WHAT THE TASK REQUIRES:
Reproduce the listing below without changes, except that pictures are left out.

[Stored items]
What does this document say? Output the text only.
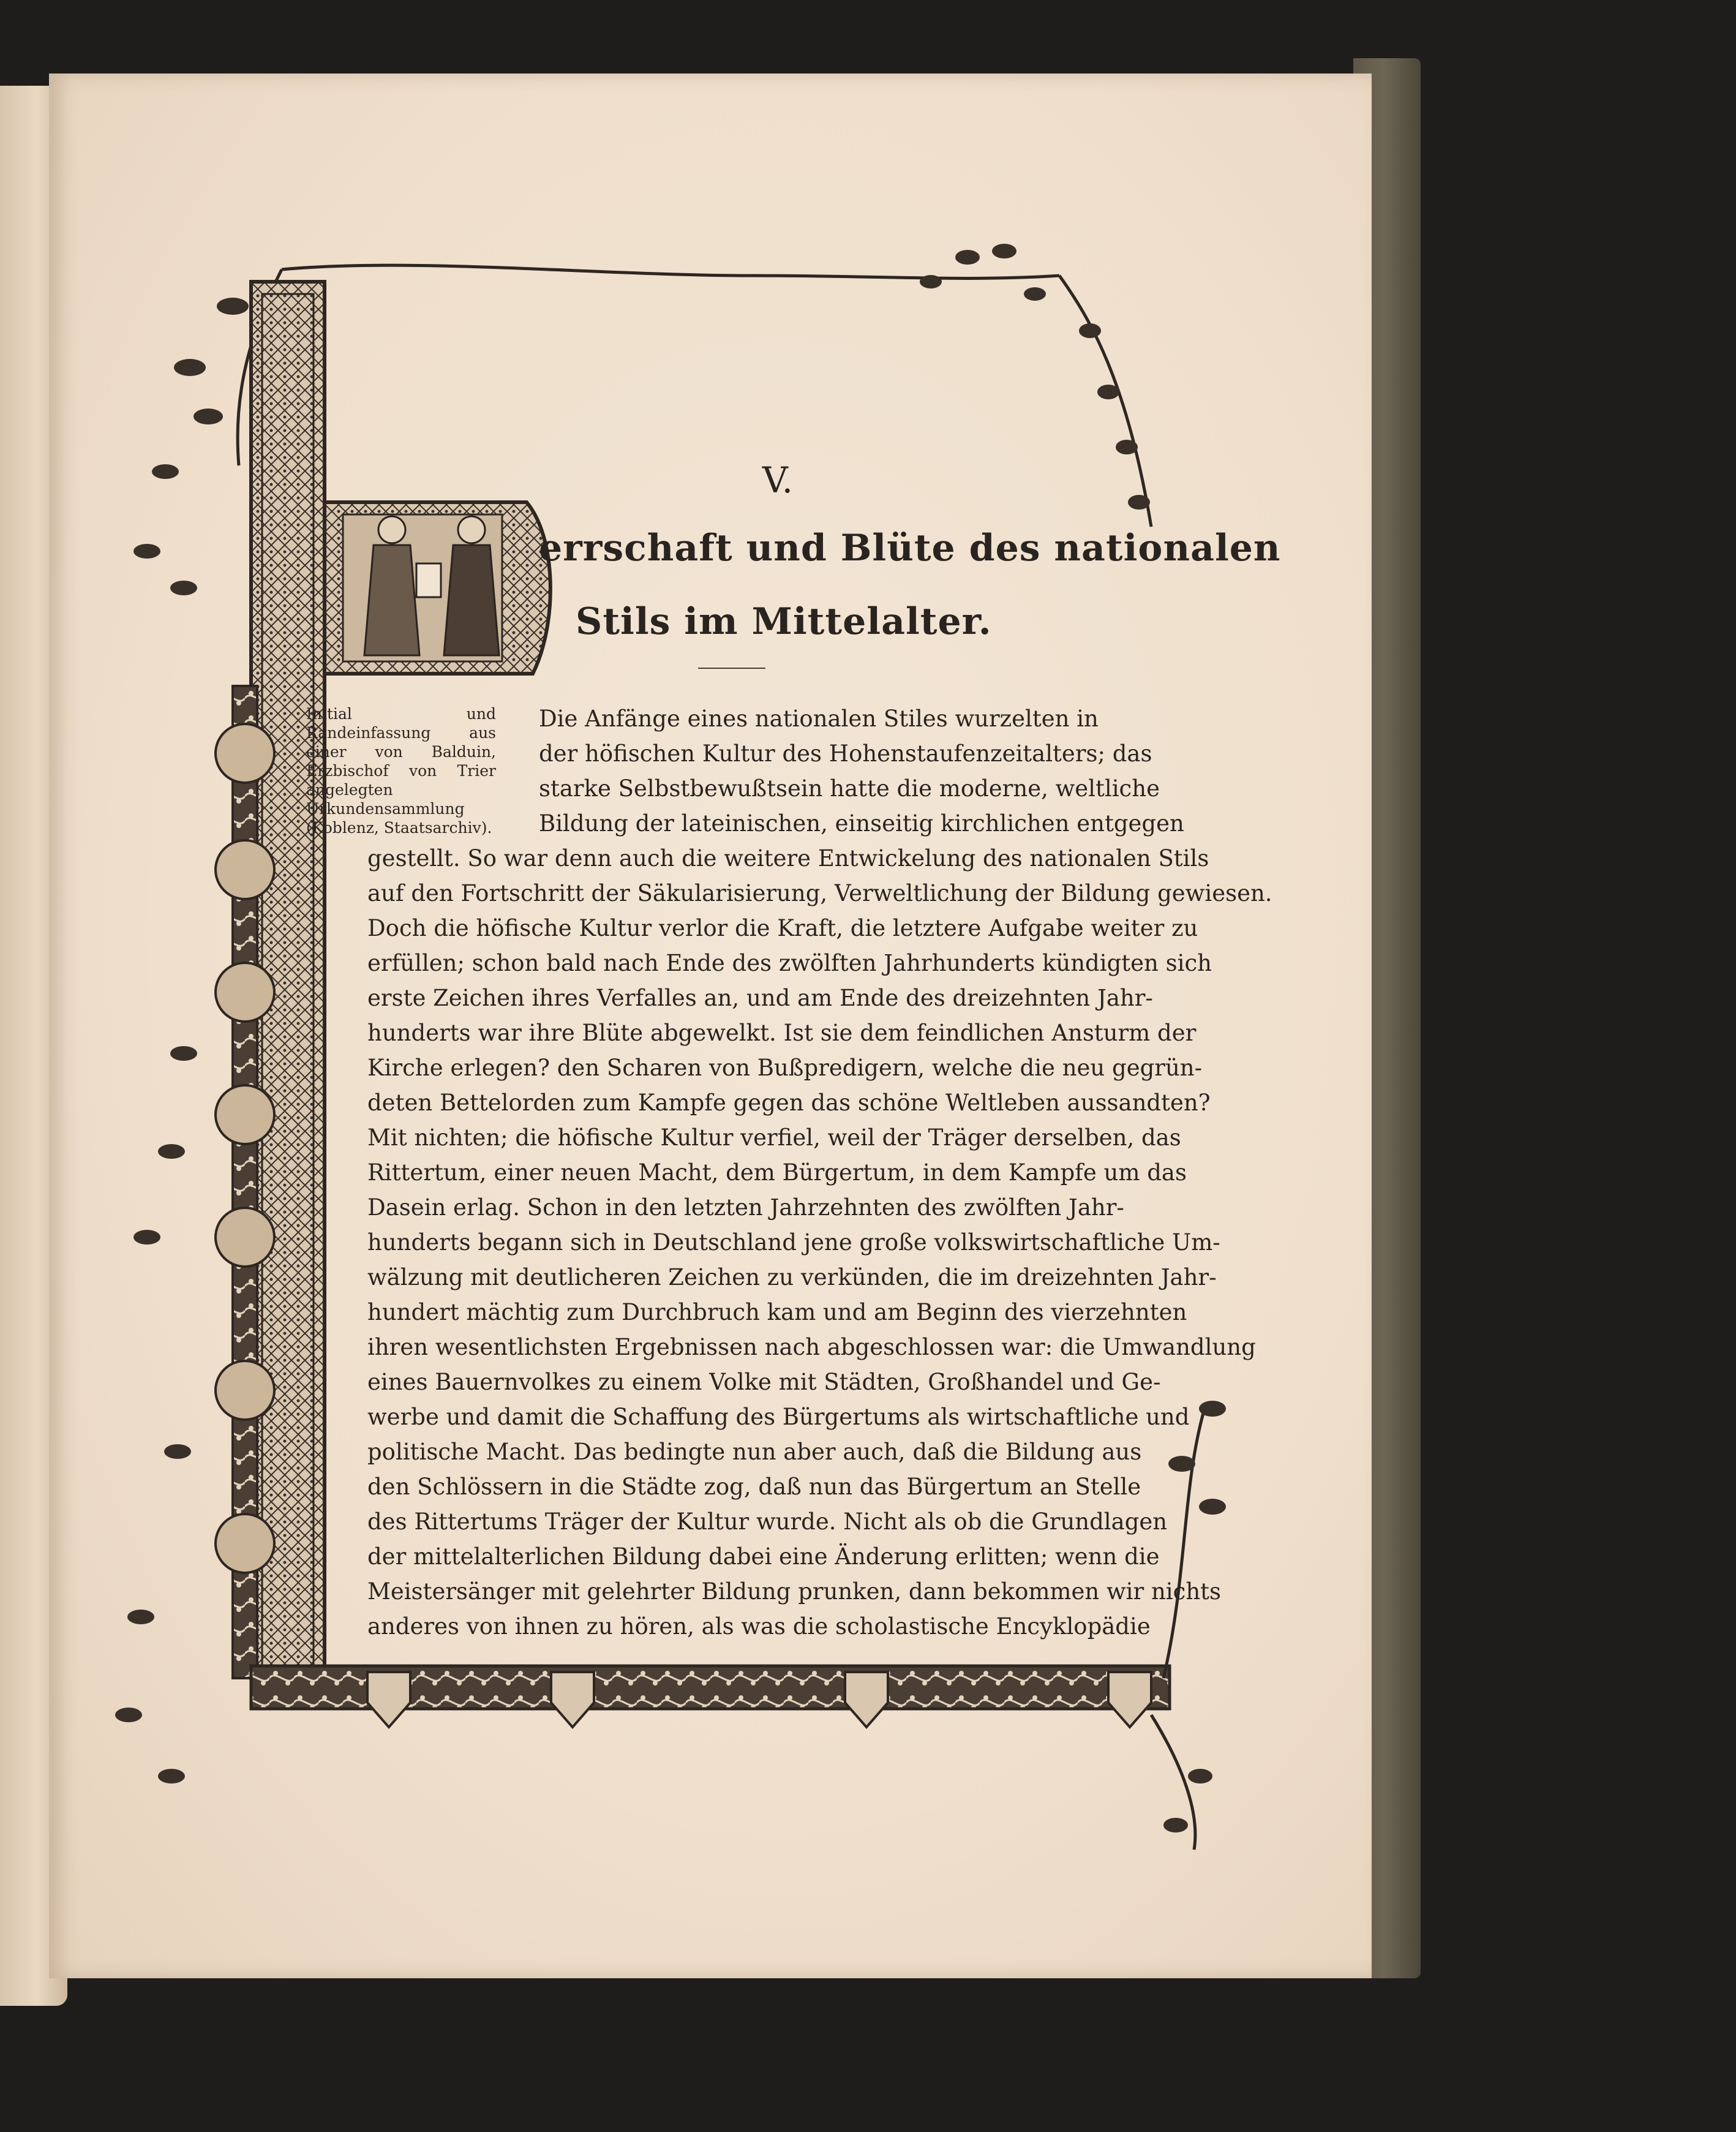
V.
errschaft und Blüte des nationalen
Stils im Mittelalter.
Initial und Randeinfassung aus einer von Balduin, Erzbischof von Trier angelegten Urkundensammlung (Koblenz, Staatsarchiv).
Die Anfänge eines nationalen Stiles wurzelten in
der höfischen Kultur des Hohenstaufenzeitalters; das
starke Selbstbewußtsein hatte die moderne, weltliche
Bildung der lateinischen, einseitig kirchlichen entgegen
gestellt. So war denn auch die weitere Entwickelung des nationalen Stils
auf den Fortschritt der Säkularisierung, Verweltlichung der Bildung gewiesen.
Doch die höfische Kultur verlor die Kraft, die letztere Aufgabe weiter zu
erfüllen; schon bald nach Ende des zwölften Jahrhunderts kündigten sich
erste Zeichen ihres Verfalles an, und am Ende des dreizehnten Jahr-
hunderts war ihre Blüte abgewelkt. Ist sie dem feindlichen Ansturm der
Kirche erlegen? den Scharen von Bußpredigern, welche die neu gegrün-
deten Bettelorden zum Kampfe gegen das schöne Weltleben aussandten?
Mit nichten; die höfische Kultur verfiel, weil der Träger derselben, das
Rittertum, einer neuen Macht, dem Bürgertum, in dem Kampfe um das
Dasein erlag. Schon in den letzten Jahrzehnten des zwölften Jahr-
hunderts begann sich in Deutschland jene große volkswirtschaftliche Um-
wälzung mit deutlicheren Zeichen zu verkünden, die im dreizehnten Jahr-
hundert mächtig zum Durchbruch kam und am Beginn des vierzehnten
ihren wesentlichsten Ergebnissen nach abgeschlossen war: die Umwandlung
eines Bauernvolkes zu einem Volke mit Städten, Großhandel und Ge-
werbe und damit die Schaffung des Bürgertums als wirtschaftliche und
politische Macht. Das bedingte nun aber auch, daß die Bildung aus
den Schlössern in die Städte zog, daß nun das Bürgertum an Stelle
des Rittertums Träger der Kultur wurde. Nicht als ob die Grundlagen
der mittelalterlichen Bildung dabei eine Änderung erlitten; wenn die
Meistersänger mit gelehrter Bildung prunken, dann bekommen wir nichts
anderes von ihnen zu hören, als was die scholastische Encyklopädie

EXERCISE SOLUTION:
What does this document say? Output the text only.
V.
errschaft und Blüte des nationalen
Stils im Mittelalter.
Initial und Randeinfassung aus einer von Balduin, Erzbischof von Trier angelegten Urkundensammlung (Koblenz, Staatsarchiv).
Die Anfänge eines nationalen Stiles wurzelten in
der höfischen Kultur des Hohenstaufenzeitalters; das
starke Selbstbewußtsein hatte die moderne, weltliche
Bildung der lateinischen, einseitig kirchlichen entgegen
gestellt. So war denn auch die weitere Entwickelung des nationalen Stils
auf den Fortschritt der Säkularisierung, Verweltlichung der Bildung gewiesen.
Doch die höfische Kultur verlor die Kraft, die letztere Aufgabe weiter zu
erfüllen; schon bald nach Ende des zwölften Jahrhunderts kündigten sich
erste Zeichen ihres Verfalles an, und am Ende des dreizehnten Jahr-
hunderts war ihre Blüte abgewelkt. Ist sie dem feindlichen Ansturm der
Kirche erlegen? den Scharen von Bußpredigern, welche die neu gegrün-
deten Bettelorden zum Kampfe gegen das schöne Weltleben aussandten?
Mit nichten; die höfische Kultur verfiel, weil der Träger derselben, das
Rittertum, einer neuen Macht, dem Bürgertum, in dem Kampfe um das
Dasein erlag. Schon in den letzten Jahrzehnten des zwölften Jahr-
hunderts begann sich in Deutschland jene große volkswirtschaftliche Um-
wälzung mit deutlicheren Zeichen zu verkünden, die im dreizehnten Jahr-
hundert mächtig zum Durchbruch kam und am Beginn des vierzehnten
ihren wesentlichsten Ergebnissen nach abgeschlossen war: die Umwandlung
eines Bauernvolkes zu einem Volke mit Städten, Großhandel und Ge-
werbe und damit die Schaffung des Bürgertums als wirtschaftliche und
politische Macht. Das bedingte nun aber auch, daß die Bildung aus
den Schlössern in die Städte zog, daß nun das Bürgertum an Stelle
des Rittertums Träger der Kultur wurde. Nicht als ob die Grundlagen
der mittelalterlichen Bildung dabei eine Änderung erlitten; wenn die
Meistersänger mit gelehrter Bildung prunken, dann bekommen wir nichts
anderes von ihnen zu hören, als was die scholastische Encyklopädie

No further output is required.